Write out only the tail of the records, beginning at the line containing "Read all visible" and including the last line, exactly as written.

─── DATA FOR THIS EXERCISE ───

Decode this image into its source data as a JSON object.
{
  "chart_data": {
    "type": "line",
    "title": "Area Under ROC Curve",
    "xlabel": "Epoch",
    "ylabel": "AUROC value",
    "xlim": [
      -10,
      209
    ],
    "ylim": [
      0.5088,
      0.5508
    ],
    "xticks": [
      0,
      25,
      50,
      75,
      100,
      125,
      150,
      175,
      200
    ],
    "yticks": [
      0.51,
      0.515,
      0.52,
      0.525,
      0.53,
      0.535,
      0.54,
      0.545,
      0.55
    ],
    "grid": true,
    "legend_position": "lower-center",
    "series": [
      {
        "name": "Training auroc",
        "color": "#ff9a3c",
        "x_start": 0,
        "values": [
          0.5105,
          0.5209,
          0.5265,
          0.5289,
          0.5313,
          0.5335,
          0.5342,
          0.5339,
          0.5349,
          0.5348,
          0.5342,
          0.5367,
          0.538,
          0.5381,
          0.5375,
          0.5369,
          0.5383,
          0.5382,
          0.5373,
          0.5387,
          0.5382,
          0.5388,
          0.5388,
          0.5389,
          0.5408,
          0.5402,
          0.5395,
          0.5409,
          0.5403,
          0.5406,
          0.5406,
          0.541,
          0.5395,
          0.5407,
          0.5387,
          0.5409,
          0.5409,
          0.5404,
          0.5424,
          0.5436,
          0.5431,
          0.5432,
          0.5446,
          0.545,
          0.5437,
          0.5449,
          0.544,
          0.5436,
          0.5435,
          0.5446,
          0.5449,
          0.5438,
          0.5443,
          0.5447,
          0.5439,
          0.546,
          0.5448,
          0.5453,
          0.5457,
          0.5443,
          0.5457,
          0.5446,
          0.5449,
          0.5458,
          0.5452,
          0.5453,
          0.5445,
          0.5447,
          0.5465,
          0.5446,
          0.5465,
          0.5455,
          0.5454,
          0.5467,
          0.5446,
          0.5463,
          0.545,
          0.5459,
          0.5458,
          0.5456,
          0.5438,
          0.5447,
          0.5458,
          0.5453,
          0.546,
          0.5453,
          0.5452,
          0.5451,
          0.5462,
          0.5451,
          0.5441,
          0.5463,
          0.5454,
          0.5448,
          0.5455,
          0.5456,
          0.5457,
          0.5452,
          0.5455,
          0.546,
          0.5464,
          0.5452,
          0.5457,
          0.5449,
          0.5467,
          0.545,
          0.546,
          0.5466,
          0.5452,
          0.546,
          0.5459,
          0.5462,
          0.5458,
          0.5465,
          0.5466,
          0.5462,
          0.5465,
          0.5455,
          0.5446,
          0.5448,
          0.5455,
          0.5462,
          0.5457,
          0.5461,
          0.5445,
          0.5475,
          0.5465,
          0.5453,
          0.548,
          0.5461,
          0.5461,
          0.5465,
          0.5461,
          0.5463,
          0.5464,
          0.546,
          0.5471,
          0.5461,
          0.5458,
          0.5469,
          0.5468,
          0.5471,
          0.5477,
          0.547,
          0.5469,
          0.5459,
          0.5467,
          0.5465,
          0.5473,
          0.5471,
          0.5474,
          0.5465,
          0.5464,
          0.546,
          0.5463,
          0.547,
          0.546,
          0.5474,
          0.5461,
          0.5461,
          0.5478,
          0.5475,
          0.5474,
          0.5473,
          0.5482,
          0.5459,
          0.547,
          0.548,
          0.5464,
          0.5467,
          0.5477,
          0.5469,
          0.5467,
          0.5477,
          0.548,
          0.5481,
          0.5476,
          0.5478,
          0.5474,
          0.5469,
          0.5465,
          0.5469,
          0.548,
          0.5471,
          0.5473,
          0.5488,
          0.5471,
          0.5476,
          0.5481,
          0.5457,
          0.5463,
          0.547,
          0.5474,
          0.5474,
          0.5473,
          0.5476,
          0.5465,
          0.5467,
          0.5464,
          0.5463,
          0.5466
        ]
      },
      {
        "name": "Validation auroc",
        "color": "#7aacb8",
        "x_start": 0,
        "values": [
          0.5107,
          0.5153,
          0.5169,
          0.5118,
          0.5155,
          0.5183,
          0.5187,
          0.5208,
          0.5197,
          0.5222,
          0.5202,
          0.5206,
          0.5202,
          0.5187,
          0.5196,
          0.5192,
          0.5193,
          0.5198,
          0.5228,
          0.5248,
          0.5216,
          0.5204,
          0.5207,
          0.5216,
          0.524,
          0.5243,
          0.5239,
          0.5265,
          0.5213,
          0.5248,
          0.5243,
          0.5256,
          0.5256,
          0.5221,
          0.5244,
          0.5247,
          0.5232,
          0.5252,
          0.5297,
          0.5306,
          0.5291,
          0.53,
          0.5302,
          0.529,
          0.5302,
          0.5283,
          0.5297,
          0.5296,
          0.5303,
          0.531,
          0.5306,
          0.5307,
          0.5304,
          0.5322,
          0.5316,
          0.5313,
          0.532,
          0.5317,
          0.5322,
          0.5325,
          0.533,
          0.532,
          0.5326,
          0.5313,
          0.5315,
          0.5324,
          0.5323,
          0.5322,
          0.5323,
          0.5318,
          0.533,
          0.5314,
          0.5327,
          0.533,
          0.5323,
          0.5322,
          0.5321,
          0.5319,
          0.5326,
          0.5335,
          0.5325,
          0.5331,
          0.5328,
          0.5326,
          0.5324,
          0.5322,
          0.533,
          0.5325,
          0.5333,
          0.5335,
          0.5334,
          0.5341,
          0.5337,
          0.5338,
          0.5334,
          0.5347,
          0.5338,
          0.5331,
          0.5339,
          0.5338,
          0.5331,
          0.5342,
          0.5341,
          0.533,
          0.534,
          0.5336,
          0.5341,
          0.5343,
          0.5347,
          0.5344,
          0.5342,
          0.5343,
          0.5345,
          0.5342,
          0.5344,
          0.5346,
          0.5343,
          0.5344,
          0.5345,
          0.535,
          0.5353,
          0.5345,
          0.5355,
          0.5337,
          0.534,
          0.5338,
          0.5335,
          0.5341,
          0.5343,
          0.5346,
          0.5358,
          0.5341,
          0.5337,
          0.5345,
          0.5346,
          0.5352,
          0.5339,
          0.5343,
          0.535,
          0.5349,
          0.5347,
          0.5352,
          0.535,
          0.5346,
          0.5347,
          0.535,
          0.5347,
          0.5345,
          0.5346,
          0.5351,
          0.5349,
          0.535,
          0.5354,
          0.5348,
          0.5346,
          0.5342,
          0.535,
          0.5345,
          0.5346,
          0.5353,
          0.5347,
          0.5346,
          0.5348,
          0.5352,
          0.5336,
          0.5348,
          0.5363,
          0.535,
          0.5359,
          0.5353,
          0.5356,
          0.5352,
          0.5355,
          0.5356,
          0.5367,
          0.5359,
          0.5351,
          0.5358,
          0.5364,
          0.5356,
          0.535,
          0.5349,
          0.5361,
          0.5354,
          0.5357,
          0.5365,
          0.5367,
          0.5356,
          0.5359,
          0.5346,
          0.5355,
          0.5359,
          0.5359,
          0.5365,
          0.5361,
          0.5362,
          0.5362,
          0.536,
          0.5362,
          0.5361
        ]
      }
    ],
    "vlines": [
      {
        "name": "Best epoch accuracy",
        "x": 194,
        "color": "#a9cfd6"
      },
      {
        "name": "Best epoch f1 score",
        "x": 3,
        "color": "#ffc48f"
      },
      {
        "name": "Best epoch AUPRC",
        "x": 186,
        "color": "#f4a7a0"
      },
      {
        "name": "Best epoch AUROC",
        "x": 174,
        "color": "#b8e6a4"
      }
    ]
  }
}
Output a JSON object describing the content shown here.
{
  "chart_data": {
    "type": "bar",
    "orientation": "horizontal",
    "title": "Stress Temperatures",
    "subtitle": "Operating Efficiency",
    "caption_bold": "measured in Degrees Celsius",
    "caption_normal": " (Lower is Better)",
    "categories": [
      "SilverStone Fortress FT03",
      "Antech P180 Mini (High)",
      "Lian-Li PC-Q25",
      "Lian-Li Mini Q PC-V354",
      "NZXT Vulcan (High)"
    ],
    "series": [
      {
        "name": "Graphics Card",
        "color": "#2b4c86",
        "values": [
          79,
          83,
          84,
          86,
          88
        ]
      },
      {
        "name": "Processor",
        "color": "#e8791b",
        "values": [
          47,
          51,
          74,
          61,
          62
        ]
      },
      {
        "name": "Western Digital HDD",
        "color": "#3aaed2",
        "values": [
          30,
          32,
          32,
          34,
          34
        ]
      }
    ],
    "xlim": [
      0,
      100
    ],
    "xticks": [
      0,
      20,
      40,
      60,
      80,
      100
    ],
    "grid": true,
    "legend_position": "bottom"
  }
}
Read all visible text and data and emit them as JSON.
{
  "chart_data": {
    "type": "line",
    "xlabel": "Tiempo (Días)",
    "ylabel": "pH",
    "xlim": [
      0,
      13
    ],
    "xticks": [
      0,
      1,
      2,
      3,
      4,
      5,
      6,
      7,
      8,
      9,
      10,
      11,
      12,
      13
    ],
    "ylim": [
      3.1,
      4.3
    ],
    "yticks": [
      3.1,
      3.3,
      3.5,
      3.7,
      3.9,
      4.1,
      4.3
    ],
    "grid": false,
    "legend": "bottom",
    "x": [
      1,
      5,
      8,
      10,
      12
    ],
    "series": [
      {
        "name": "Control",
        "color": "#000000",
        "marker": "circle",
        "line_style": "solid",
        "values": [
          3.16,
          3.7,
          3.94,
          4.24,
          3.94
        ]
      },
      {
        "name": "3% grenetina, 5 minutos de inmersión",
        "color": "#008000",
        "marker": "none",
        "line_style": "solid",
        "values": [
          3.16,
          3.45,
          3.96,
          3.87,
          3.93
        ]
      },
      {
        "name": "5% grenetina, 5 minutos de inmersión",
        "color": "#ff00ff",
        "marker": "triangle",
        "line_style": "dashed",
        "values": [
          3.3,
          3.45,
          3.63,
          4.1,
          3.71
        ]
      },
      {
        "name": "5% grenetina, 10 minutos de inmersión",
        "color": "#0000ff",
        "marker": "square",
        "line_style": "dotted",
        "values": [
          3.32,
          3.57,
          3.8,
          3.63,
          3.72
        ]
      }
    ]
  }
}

───

- [FULL SOLUTION]
Read all visible text and data and emit them as JSON.
{
  "chart_data": {
    "type": "line",
    "xlabel": "Tiempo (Días)",
    "ylabel": "pH",
    "xlim": [
      0,
      13
    ],
    "xticks": [
      0,
      1,
      2,
      3,
      4,
      5,
      6,
      7,
      8,
      9,
      10,
      11,
      12,
      13
    ],
    "ylim": [
      3.1,
      4.3
    ],
    "yticks": [
      3.1,
      3.3,
      3.5,
      3.7,
      3.9,
      4.1,
      4.3
    ],
    "grid": false,
    "legend": "bottom",
    "x": [
      1,
      5,
      8,
      10,
      12
    ],
    "series": [
      {
        "name": "Control",
        "color": "#000000",
        "marker": "circle",
        "line_style": "solid",
        "values": [
          3.16,
          3.7,
          3.94,
          4.24,
          3.94
        ]
      },
      {
        "name": "3% grenetina, 5 minutos de inmersión",
        "color": "#008000",
        "marker": "none",
        "line_style": "solid",
        "values": [
          3.16,
          3.45,
          3.96,
          3.87,
          3.93
        ]
      },
      {
        "name": "5% grenetina, 5 minutos de inmersión",
        "color": "#ff00ff",
        "marker": "triangle",
        "line_style": "dashed",
        "values": [
          3.3,
          3.45,
          3.63,
          4.1,
          3.71
        ]
      },
      {
        "name": "5% grenetina, 10 minutos de inmersión",
        "color": "#0000ff",
        "marker": "square",
        "line_style": "dotted",
        "values": [
          3.32,
          3.57,
          3.8,
          3.63,
          3.72
        ]
      }
    ]
  }
}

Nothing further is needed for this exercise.